— START OF Material for this exercise —

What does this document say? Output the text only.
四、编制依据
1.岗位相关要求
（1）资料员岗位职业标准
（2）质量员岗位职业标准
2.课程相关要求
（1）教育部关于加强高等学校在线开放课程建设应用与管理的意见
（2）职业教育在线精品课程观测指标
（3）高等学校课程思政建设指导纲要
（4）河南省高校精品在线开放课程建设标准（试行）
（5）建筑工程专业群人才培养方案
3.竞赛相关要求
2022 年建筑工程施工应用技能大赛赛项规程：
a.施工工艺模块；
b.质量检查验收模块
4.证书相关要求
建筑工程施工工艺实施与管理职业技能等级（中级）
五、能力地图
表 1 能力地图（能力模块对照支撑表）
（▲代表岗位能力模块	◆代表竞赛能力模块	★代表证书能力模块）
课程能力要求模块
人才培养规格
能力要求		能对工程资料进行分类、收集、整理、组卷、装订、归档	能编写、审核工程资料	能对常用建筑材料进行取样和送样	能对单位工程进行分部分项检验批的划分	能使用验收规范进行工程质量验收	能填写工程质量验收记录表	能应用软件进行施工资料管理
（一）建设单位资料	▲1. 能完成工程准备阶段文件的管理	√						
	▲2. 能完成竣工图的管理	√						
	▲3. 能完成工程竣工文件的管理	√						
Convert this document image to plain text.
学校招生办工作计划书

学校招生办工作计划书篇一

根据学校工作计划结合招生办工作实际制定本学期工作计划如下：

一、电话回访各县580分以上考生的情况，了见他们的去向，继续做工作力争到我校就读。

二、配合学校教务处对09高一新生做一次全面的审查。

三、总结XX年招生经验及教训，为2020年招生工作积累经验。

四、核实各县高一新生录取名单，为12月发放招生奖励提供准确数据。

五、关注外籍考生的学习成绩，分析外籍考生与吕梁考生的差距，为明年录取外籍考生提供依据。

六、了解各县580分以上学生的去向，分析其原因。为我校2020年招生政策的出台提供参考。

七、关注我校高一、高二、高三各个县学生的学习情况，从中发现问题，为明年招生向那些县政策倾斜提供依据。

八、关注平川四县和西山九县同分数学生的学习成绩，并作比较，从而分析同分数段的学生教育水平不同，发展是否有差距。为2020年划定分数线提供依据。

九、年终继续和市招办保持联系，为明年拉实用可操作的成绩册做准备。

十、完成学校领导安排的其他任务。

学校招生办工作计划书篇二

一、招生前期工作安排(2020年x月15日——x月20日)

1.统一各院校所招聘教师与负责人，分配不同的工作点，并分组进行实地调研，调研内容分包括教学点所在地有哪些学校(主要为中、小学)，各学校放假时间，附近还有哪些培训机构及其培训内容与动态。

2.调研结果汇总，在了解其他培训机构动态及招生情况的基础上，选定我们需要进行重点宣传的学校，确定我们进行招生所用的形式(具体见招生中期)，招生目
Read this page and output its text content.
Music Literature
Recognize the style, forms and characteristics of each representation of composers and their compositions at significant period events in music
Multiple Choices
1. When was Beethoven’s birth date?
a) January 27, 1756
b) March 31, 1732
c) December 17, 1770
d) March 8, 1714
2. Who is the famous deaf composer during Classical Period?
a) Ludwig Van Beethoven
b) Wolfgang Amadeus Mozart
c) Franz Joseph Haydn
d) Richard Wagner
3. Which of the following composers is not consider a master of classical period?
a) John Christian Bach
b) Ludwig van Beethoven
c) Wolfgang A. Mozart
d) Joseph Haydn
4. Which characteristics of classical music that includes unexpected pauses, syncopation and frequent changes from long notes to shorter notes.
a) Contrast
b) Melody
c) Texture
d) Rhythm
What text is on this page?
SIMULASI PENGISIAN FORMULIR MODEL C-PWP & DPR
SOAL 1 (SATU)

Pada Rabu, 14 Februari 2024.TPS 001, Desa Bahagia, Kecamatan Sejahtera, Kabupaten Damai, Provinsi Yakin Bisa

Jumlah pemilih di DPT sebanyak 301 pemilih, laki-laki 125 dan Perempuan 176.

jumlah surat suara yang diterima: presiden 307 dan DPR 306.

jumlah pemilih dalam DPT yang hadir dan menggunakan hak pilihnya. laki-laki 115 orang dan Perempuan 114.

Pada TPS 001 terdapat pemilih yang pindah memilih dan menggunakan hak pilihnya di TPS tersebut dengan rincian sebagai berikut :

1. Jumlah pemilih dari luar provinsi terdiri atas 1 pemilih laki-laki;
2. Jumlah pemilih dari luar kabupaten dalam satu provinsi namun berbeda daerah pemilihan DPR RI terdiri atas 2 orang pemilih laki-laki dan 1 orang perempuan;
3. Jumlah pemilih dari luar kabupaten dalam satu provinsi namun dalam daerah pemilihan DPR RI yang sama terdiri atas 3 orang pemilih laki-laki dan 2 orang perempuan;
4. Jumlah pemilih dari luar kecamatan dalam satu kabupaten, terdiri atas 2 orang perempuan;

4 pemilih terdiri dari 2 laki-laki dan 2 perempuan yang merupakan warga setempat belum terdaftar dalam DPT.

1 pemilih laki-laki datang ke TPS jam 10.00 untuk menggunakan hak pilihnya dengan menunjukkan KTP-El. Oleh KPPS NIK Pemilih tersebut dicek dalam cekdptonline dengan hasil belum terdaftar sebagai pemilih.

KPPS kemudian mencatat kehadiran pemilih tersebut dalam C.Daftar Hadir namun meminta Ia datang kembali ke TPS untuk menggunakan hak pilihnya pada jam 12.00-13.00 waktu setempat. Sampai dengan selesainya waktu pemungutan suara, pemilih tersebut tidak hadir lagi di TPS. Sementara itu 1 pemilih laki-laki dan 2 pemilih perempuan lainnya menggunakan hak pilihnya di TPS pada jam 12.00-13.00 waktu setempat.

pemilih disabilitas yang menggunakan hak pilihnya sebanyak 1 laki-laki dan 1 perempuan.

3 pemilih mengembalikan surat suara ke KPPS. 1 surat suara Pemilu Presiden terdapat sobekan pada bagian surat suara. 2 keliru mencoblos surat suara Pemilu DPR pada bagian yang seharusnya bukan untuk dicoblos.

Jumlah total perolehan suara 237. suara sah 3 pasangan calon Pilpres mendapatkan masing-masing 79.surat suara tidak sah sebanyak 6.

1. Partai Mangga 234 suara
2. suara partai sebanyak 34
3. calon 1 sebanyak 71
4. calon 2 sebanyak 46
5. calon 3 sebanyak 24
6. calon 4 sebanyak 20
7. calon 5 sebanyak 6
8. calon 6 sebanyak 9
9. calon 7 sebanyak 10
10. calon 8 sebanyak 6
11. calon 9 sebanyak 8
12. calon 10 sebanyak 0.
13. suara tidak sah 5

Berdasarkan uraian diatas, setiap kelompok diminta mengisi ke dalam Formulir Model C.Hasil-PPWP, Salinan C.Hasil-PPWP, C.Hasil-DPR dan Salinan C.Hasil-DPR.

— END OF Material for this exercise —

• _What the task asks_
Compute the number of lines above that contain the string "daerah". Reply with that value only.

• _Response for this exercise_
2